### What is expected
Reproduce, word for word, the part of the text on Japanese opposition to constitutional revision that opens with the words containing "Opposition to constitutional" and closes with "of nationalist revival.".

In Japan, too, many were alarmed by Abe’s revisionism and his hankering after backward-looking traditional values. Kiichi Fujiwara, professor of international politics at Tokyo University, said he was terrified by plans to tinker with constitutional provisions protecting equality and the rights of the individual. Abe’s proposals, he said,
were not so much a revision as a ‘dismantling’ of constitutional safeguards.
29
Most opposition centred on the threat to pacifist Article 9. ‘If that goes, everything else will follow,’ said Noriko Hama of Doshisha University. ‘Who cares if it was written by Americans,’ she added of the constitution’s origins during the US occupation period. ‘It’s a fundamentally decent document. The constitution is there to protect the people from power. Abe’s version is that people should have a responsibility towards the state, not the other way around.’
30

Opposition to constitutional revision has eroded somewhat since the 1990s when surveys suggested two-thirds of Japanese objected. Still, in 2013, Pew, the international polling organization, found that 56 per cent of Japanese opposed amending the constitution.
31
If the issue of revision is ever put to the public – as it must be if the constitution is to be altered – most Japanese academics say the proposition would be roundly rejected. Even Abe admitted he didn’t have the numbers. In the summer of 2013, not for the first time, the idea of constitutional revision was quietly shelved. Such deep-rooted support for a progressive and uniquely pacifist document belies the idea that Japan stands on the brink of some sort of nationalist revival.

### Record excerpts
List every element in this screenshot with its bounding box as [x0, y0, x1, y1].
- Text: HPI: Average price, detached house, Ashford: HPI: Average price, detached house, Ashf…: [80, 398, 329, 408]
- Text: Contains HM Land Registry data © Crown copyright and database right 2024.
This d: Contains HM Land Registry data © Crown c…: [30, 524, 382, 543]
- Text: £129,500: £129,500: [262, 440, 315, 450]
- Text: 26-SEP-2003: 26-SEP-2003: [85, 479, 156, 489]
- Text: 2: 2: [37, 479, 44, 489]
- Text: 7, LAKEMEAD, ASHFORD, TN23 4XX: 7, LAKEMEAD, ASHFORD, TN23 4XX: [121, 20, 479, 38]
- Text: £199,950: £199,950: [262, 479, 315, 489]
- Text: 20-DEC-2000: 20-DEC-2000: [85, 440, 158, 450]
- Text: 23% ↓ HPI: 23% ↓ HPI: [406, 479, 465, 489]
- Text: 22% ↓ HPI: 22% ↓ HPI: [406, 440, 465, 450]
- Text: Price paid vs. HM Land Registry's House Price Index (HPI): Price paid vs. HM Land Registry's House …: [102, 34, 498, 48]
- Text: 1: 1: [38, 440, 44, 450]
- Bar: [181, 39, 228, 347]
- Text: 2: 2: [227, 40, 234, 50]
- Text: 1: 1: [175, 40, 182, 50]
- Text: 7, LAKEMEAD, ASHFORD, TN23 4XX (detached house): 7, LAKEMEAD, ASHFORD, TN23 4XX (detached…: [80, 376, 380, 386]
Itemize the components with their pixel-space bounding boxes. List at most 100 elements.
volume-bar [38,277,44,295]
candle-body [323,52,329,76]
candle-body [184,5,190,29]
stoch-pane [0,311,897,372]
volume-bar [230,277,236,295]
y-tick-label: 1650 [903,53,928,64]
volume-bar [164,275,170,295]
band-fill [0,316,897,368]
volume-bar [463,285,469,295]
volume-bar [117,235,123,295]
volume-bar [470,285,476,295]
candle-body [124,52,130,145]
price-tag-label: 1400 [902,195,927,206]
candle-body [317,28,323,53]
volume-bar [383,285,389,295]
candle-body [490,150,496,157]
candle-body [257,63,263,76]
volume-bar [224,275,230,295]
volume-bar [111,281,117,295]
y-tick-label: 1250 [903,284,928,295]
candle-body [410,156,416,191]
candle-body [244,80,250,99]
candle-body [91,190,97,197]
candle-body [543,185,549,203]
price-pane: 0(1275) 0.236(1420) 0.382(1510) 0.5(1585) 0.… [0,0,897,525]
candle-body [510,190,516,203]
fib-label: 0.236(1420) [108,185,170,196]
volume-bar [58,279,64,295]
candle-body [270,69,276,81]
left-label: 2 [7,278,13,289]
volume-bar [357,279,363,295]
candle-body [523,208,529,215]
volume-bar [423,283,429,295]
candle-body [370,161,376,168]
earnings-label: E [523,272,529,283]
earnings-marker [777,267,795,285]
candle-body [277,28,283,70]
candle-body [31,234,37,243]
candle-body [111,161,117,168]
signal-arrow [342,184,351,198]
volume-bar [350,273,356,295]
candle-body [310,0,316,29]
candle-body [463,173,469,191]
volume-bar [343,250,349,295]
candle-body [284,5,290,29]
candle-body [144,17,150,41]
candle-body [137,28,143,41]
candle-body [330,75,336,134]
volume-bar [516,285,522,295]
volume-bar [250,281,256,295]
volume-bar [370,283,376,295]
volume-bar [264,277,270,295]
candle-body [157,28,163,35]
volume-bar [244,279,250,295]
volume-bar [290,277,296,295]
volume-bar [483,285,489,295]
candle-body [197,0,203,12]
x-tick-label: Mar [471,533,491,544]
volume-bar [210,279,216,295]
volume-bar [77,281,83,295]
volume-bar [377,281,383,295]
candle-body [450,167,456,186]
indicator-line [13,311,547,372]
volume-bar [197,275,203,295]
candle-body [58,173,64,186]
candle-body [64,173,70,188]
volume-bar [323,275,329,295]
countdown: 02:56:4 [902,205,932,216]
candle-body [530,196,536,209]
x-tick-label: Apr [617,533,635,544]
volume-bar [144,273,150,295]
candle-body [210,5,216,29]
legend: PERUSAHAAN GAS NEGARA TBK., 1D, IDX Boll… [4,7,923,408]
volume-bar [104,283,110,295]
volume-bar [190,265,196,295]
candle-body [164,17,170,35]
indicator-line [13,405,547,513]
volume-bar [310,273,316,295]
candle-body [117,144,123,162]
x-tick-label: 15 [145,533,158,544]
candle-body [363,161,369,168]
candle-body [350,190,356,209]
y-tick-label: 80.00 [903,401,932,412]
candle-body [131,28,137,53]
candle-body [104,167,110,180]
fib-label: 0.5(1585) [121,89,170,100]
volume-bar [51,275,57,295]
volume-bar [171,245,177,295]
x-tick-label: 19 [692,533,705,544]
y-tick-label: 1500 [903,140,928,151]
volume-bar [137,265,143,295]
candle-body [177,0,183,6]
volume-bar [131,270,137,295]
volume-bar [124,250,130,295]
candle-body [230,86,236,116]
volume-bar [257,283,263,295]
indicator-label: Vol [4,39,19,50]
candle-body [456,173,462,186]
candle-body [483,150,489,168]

### Answer below
Opposition to constitutional revision has eroded somewhat since the 1990s when surveys suggested two-thirds of Japanese objected. Still, in 2013, Pew, the international polling organization, found that 56 per cent of Japanese opposed amending the constitution.
31
If the issue of revision is ever put to the public – as it must be if the constitution is to be altered – most Japanese academics say the proposition would be roundly rejected. Even Abe admitted he didn’t have the numbers. In the summer of 2013, not for the first time, the idea of constitutional revision was quietly shelved. Such deep-rooted support for a progressive and uniquely pacifist document belies the idea that Japan stands on the brink of some sort of nationalist revival.